● Required work
Each record below should appear again exactly as written.

◇ ◇ ◇ ◇ ◇ ◇ ◇

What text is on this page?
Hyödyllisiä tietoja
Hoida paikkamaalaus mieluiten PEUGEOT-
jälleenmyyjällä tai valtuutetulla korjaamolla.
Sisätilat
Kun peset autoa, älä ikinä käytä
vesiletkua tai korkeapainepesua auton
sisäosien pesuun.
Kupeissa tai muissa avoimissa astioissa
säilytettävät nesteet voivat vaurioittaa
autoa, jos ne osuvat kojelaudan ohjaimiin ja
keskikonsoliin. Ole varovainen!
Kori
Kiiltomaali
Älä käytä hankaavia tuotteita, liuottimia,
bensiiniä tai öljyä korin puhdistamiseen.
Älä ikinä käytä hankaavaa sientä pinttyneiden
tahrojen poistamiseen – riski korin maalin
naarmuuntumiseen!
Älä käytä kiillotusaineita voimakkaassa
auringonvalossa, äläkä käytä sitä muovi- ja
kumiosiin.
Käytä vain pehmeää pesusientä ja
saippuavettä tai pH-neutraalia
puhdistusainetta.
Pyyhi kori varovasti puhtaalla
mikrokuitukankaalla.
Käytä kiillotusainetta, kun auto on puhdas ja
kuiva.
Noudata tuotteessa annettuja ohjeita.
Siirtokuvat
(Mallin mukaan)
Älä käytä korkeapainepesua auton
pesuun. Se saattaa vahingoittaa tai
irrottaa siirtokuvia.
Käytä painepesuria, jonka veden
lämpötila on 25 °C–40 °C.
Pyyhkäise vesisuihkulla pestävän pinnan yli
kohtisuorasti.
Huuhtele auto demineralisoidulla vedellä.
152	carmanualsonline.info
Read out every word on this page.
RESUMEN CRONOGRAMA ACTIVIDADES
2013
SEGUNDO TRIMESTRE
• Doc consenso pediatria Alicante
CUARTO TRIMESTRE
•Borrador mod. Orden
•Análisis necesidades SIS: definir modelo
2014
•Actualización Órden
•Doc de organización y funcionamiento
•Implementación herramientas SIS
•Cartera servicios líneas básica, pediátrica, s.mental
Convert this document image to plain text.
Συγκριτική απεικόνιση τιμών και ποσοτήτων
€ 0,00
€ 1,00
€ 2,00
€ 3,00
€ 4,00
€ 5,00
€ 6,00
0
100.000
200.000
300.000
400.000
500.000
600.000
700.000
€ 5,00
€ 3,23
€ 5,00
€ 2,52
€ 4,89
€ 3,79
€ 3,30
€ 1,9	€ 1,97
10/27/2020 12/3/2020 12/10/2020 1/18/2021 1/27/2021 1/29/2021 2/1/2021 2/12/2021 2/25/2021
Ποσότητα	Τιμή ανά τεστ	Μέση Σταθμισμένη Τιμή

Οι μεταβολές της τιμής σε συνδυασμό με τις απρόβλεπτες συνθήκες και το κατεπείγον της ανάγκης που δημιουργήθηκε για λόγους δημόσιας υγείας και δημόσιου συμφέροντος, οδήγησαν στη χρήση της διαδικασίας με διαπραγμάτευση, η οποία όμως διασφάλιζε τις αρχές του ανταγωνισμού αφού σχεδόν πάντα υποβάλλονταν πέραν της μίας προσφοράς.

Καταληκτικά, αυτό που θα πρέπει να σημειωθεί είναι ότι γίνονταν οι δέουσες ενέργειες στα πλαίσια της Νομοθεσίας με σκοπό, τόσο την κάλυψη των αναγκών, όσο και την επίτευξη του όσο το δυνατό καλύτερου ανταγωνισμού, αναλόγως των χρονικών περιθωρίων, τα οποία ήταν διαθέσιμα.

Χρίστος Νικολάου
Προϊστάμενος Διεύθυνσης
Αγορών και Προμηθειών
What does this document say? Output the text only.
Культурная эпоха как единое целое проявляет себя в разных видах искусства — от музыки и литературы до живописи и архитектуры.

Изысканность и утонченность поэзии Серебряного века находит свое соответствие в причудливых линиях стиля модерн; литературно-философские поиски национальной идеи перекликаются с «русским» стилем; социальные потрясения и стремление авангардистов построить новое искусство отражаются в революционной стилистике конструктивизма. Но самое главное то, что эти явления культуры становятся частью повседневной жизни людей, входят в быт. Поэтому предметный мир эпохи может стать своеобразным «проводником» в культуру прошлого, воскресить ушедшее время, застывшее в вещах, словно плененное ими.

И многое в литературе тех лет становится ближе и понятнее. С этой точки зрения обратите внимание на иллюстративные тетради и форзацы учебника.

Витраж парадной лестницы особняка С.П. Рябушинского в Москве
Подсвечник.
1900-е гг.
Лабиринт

◇ ◇ ◇ ◇ ◇ ◇ ◇

● Correct output
What text is on this page?
Hyödyllisiä tietoja
Hoida paikkamaalaus mieluiten PEUGEOT-
jälleenmyyjällä tai valtuutetulla korjaamolla.
Sisätilat
Kun peset autoa, älä ikinä käytä
vesiletkua tai korkeapainepesua auton
sisäosien pesuun.
Kupeissa tai muissa avoimissa astioissa
säilytettävät nesteet voivat vaurioittaa
autoa, jos ne osuvat kojelaudan ohjaimiin ja
keskikonsoliin. Ole varovainen!
Kori
Kiiltomaali
Älä käytä hankaavia tuotteita, liuottimia,
bensiiniä tai öljyä korin puhdistamiseen.
Älä ikinä käytä hankaavaa sientä pinttyneiden
tahrojen poistamiseen – riski korin maalin
naarmuuntumiseen!
Älä käytä kiillotusaineita voimakkaassa
auringonvalossa, äläkä käytä sitä muovi- ja
kumiosiin.
Käytä vain pehmeää pesusientä ja
saippuavettä tai pH-neutraalia
puhdistusainetta.
Pyyhi kori varovasti puhtaalla
mikrokuitukankaalla.
Käytä kiillotusainetta, kun auto on puhdas ja
kuiva.
Noudata tuotteessa annettuja ohjeita.
Siirtokuvat
(Mallin mukaan)
Älä käytä korkeapainepesua auton
pesuun. Se saattaa vahingoittaa tai
irrottaa siirtokuvia.
Käytä painepesuria, jonka veden
lämpötila on 25 °C–40 °C.
Pyyhkäise vesisuihkulla pestävän pinnan yli
kohtisuorasti.
Huuhtele auto demineralisoidulla vedellä.
152	carmanualsonline.info
Read out every word on this page.
RESUMEN CRONOGRAMA ACTIVIDADES
2013
SEGUNDO TRIMESTRE
• Doc consenso pediatria Alicante
CUARTO TRIMESTRE
•Borrador mod. Orden
•Análisis necesidades SIS: definir modelo
2014
•Actualización Órden
•Doc de organización y funcionamiento
•Implementación herramientas SIS
•Cartera servicios líneas básica, pediátrica, s.mental
Convert this document image to plain text.
Συγκριτική απεικόνιση τιμών και ποσοτήτων
€ 0,00
€ 1,00
€ 2,00
€ 3,00
€ 4,00
€ 5,00
€ 6,00
0
100.000
200.000
300.000
400.000
500.000
600.000
700.000
€ 5,00
€ 3,23
€ 5,00
€ 2,52
€ 4,89
€ 3,79
€ 3,30
€ 1,9	€ 1,97
10/27/2020 12/3/2020 12/10/2020 1/18/2021 1/27/2021 1/29/2021 2/1/2021 2/12/2021 2/25/2021
Ποσότητα	Τιμή ανά τεστ	Μέση Σταθμισμένη Τιμή

Οι μεταβολές της τιμής σε συνδυασμό με τις απρόβλεπτες συνθήκες και το κατεπείγον της ανάγκης που δημιουργήθηκε για λόγους δημόσιας υγείας και δημόσιου συμφέροντος, οδήγησαν στη χρήση της διαδικασίας με διαπραγμάτευση, η οποία όμως διασφάλιζε τις αρχές του ανταγωνισμού αφού σχεδόν πάντα υποβάλλονταν πέραν της μίας προσφοράς.

Καταληκτικά, αυτό που θα πρέπει να σημειωθεί είναι ότι γίνονταν οι δέουσες ενέργειες στα πλαίσια της Νομοθεσίας με σκοπό, τόσο την κάλυψη των αναγκών, όσο και την επίτευξη του όσο το δυνατό καλύτερου ανταγωνισμού, αναλόγως των χρονικών περιθωρίων, τα οποία ήταν διαθέσιμα.

Χρίστος Νικολάου
Προϊστάμενος Διεύθυνσης
Αγορών και Προμηθειών
What does this document say? Output the text only.
Культурная эпоха как единое целое проявляет себя в разных видах искусства — от музыки и литературы до живописи и архитектуры.

Изысканность и утонченность поэзии Серебряного века находит свое соответствие в причудливых линиях стиля модерн; литературно-философские поиски национальной идеи перекликаются с «русским» стилем; социальные потрясения и стремление авангардистов построить новое искусство отражаются в революционной стилистике конструктивизма. Но самое главное то, что эти явления культуры становятся частью повседневной жизни людей, входят в быт. Поэтому предметный мир эпохи может стать своеобразным «проводником» в культуру прошлого, воскресить ушедшее время, застывшее в вещах, словно плененное ими.

И многое в литературе тех лет становится ближе и понятнее. С этой точки зрения обратите внимание на иллюстративные тетради и форзацы учебника.

Витраж парадной лестницы особняка С.П. Рябушинского в Москве
Подсвечник.
1900-е гг.
Лабиринт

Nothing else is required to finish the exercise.